TASK. The complete listing should be restated exactly.

— Start of RECORD SET —

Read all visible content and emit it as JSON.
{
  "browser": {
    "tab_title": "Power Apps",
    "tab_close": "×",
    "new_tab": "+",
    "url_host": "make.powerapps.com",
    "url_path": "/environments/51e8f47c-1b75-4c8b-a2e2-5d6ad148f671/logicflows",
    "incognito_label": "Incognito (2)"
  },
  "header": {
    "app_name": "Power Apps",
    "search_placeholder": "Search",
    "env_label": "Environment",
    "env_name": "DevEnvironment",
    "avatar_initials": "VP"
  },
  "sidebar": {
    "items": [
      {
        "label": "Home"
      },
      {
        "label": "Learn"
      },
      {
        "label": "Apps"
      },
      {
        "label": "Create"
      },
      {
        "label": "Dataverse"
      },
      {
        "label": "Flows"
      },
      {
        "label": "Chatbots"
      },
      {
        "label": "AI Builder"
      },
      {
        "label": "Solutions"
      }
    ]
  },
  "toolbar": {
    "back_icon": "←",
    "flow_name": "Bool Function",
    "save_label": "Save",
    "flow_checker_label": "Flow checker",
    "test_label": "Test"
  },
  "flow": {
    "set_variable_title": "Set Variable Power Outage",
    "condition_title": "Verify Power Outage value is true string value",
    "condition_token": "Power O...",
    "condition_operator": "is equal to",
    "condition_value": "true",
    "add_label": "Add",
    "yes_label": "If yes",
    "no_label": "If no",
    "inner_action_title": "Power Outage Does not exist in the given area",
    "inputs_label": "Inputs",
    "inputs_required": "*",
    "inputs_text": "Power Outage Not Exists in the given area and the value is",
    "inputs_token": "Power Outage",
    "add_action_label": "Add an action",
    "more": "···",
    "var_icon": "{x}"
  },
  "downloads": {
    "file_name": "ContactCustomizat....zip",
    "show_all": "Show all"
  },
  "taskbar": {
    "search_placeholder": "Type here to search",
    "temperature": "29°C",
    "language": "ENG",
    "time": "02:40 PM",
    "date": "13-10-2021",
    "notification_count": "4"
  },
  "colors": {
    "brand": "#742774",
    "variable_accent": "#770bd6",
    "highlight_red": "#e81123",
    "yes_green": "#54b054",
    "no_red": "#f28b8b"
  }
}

— End of RECORD SET —

WRITTEN SOLUTION.
Read all visible content and emit it as JSON.
{
  "browser": {
    "tab_title": "Power Apps",
    "tab_close": "×",
    "new_tab": "+",
    "url_host": "make.powerapps.com",
    "url_path": "/environments/51e8f47c-1b75-4c8b-a2e2-5d6ad148f671/logicflows",
    "incognito_label": "Incognito (2)"
  },
  "header": {
    "app_name": "Power Apps",
    "search_placeholder": "Search",
    "env_label": "Environment",
    "env_name": "DevEnvironment",
    "avatar_initials": "VP"
  },
  "sidebar": {
    "items": [
      {
        "label": "Home"
      },
      {
        "label": "Learn"
      },
      {
        "label": "Apps"
      },
      {
        "label": "Create"
      },
      {
        "label": "Dataverse"
      },
      {
        "label": "Flows"
      },
      {
        "label": "Chatbots"
      },
      {
        "label": "AI Builder"
      },
      {
        "label": "Solutions"
      }
    ]
  },
  "toolbar": {
    "back_icon": "←",
    "flow_name": "Bool Function",
    "save_label": "Save",
    "flow_checker_label": "Flow checker",
    "test_label": "Test"
  },
  "flow": {
    "set_variable_title": "Set Variable Power Outage",
    "condition_title": "Verify Power Outage value is true string value",
    "condition_token": "Power O...",
    "condition_operator": "is equal to",
    "condition_value": "true",
    "add_label": "Add",
    "yes_label": "If yes",
    "no_label": "If no",
    "inner_action_title": "Power Outage Does not exist in the given area",
    "inputs_label": "Inputs",
    "inputs_required": "*",
    "inputs_text": "Power Outage Not Exists in the given area and the value is",
    "inputs_token": "Power Outage",
    "add_action_label": "Add an action",
    "more": "···",
    "var_icon": "{x}"
  },
  "downloads": {
    "file_name": "ContactCustomizat....zip",
    "show_all": "Show all"
  },
  "taskbar": {
    "search_placeholder": "Type here to search",
    "temperature": "29°C",
    "language": "ENG",
    "time": "02:40 PM",
    "date": "13-10-2021",
    "notification_count": "4"
  },
  "colors": {
    "brand": "#742774",
    "variable_accent": "#770bd6",
    "highlight_red": "#e81123",
    "yes_green": "#54b054",
    "no_red": "#f28b8b"
  }
}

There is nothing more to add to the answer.